__INSTRUCTIONS TO FOLLOW__
Where a line contains the string "semi", copy that line.

_ _ _

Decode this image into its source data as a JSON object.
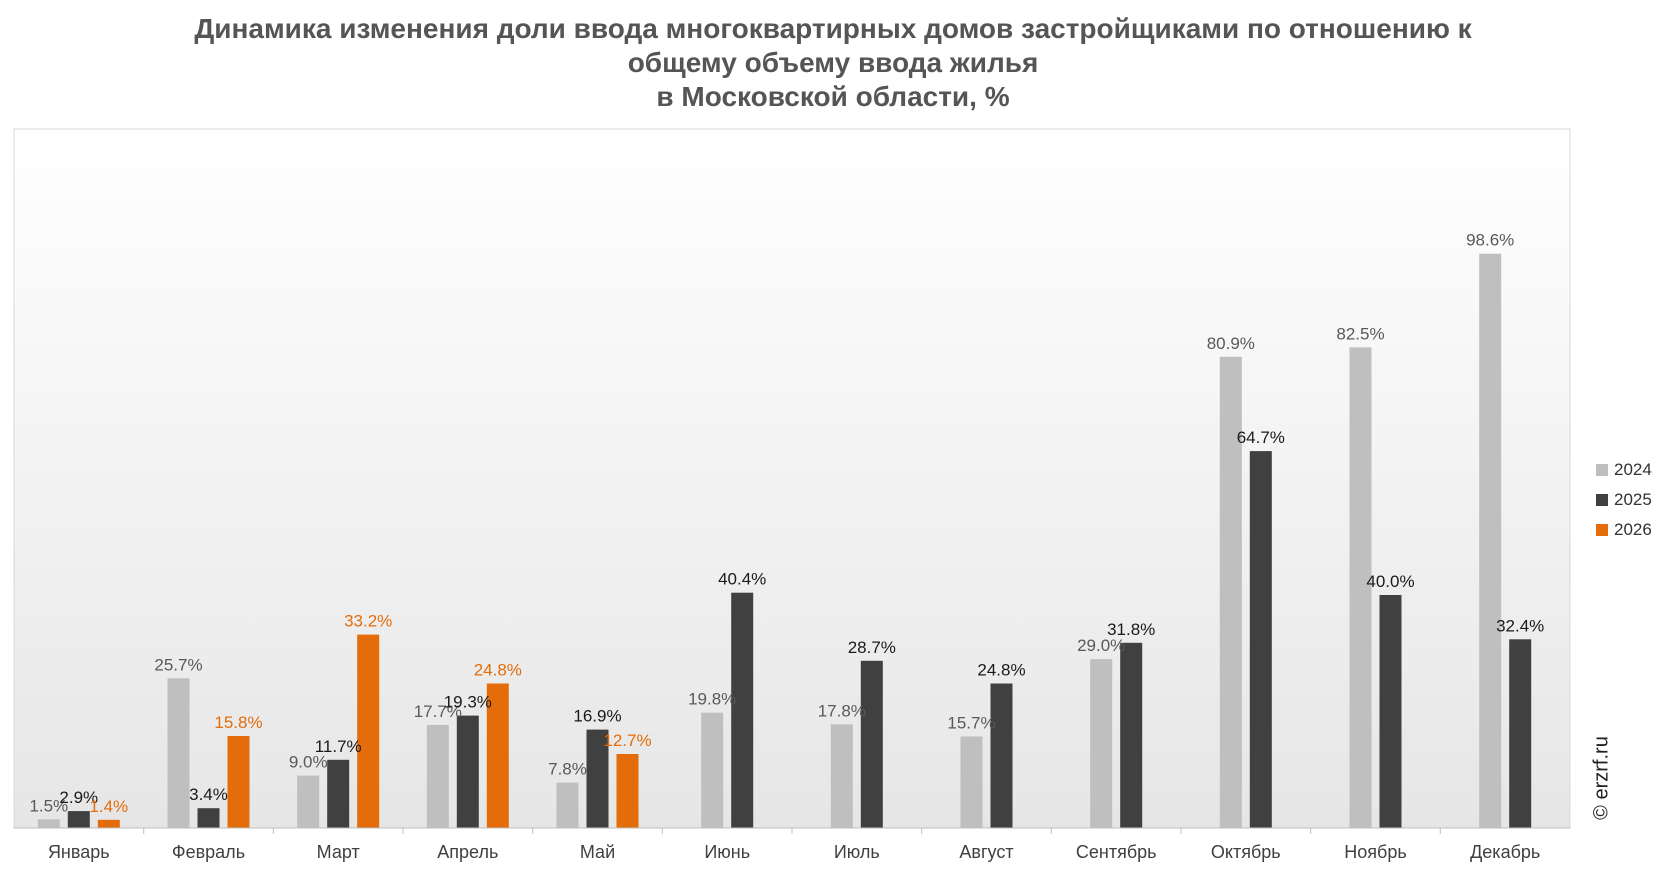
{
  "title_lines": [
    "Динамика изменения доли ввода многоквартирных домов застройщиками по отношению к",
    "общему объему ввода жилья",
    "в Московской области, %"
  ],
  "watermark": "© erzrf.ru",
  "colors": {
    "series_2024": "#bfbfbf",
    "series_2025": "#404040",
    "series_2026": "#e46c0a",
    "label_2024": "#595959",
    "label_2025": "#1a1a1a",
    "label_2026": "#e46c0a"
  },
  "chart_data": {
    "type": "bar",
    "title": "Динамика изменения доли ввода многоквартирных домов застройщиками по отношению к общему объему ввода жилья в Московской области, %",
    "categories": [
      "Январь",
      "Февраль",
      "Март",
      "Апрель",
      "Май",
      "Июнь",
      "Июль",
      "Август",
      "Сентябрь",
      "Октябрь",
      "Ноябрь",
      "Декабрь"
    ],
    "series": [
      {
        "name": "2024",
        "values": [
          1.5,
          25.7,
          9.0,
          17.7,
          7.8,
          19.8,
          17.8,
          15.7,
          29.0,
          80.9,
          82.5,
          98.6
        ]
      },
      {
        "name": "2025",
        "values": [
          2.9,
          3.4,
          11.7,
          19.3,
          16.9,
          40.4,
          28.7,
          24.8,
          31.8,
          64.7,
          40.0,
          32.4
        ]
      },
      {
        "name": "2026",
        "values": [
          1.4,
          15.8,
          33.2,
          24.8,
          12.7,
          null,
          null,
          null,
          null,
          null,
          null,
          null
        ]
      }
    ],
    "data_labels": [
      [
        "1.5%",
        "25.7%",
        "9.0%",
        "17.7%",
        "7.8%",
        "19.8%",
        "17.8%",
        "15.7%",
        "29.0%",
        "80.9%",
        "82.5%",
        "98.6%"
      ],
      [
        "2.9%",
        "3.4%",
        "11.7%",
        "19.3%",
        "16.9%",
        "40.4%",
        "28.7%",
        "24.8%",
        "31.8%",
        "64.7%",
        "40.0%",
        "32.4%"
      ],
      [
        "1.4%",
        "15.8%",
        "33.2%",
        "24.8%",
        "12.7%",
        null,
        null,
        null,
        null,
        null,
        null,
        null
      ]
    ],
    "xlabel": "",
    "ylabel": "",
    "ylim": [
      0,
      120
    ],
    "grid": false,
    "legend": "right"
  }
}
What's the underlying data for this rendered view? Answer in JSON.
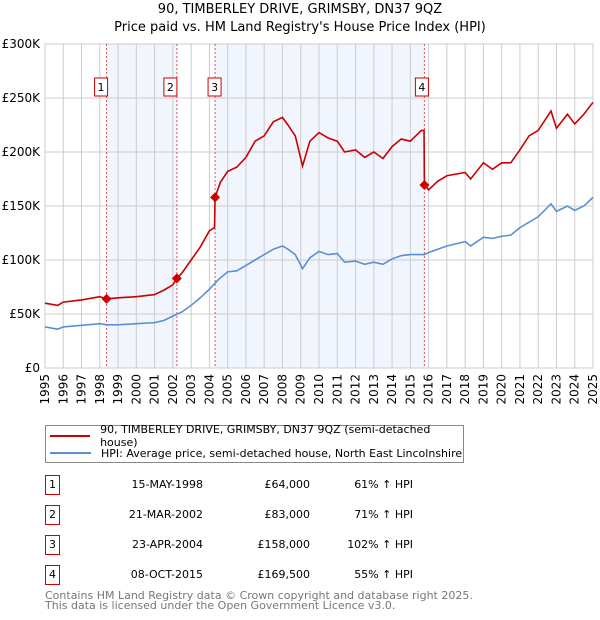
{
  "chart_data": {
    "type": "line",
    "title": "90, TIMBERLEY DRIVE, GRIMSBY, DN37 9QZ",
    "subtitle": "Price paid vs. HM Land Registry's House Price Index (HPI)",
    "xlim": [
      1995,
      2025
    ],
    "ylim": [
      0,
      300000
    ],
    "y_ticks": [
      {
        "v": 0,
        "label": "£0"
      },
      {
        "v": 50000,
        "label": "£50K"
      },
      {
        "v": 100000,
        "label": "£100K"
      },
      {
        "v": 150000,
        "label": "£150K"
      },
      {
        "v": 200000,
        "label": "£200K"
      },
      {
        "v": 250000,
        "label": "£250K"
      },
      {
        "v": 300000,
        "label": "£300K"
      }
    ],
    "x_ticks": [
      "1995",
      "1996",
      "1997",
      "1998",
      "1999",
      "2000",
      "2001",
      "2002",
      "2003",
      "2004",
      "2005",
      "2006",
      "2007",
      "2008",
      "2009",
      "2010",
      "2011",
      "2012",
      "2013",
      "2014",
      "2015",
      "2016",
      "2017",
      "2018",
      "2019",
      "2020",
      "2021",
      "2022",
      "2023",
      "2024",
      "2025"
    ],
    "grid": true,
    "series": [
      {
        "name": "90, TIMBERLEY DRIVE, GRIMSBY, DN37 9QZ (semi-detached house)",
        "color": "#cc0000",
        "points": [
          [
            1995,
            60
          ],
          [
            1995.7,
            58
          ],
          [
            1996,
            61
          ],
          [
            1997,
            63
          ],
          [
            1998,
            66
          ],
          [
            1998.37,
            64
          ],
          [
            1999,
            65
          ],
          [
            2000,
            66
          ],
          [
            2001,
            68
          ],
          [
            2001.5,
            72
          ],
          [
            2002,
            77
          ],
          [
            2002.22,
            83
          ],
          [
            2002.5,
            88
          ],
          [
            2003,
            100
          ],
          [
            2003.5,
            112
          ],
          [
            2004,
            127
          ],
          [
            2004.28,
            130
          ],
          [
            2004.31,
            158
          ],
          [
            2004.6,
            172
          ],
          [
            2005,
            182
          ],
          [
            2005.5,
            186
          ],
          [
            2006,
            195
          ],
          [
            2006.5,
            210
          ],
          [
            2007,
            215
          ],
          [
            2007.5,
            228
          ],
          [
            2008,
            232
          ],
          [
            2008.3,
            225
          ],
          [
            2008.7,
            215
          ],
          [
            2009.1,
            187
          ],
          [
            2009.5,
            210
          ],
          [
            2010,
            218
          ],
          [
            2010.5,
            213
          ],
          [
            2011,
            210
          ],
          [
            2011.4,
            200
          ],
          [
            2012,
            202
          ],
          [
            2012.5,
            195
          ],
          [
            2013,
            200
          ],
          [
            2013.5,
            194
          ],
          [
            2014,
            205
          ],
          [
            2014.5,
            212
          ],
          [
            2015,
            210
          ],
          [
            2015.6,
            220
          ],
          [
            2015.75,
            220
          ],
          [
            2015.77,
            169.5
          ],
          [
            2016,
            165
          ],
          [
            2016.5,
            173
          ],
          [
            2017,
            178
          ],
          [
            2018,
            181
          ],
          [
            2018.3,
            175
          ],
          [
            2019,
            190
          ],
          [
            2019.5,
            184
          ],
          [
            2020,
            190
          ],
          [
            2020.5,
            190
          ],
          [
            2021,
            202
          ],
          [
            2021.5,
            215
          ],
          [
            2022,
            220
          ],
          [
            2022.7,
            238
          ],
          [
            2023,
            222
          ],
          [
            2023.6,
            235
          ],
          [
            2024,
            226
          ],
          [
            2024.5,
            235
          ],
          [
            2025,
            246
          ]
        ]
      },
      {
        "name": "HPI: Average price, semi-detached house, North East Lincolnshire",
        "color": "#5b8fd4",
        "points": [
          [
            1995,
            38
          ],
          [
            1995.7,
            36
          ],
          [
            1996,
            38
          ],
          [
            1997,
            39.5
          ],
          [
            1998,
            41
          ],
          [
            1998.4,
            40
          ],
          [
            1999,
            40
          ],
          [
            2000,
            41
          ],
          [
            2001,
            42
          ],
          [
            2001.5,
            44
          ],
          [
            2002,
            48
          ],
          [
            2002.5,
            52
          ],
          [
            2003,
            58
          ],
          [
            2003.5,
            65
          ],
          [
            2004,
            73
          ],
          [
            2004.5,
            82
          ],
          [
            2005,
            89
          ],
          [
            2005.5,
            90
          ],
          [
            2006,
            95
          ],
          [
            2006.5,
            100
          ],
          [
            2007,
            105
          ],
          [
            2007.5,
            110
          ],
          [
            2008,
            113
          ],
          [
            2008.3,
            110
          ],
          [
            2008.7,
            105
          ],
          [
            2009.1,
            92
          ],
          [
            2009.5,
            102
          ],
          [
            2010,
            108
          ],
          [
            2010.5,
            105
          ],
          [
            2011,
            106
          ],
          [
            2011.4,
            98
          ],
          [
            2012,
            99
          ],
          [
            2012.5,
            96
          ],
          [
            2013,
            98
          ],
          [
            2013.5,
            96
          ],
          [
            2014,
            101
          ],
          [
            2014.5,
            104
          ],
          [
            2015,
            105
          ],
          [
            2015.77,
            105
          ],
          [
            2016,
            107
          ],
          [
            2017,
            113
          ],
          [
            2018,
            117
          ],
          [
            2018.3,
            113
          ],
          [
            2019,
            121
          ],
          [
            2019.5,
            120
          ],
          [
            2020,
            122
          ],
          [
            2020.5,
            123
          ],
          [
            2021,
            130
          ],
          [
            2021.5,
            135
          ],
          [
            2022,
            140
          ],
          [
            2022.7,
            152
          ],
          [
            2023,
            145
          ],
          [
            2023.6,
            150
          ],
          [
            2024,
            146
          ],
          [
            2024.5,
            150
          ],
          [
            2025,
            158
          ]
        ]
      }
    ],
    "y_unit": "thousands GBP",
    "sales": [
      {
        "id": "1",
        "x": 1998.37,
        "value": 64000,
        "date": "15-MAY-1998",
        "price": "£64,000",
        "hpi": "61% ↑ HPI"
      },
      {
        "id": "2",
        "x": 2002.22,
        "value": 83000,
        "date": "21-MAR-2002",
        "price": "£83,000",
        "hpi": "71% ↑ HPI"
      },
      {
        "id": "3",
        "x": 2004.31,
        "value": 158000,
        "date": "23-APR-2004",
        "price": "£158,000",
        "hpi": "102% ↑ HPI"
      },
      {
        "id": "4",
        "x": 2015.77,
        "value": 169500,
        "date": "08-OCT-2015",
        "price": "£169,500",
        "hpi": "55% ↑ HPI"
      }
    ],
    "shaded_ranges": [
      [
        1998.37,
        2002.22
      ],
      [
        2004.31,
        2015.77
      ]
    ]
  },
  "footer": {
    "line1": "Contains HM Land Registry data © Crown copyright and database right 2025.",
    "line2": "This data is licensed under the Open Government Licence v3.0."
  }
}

_ _ _

__SOLUTION BELOW__
        "name": "90, TIMBERLEY DRIVE, GRIMSBY, DN37 9QZ (semi-detached house)",
        "name": "HPI: Average price, semi-detached house, North East Lincolnshire",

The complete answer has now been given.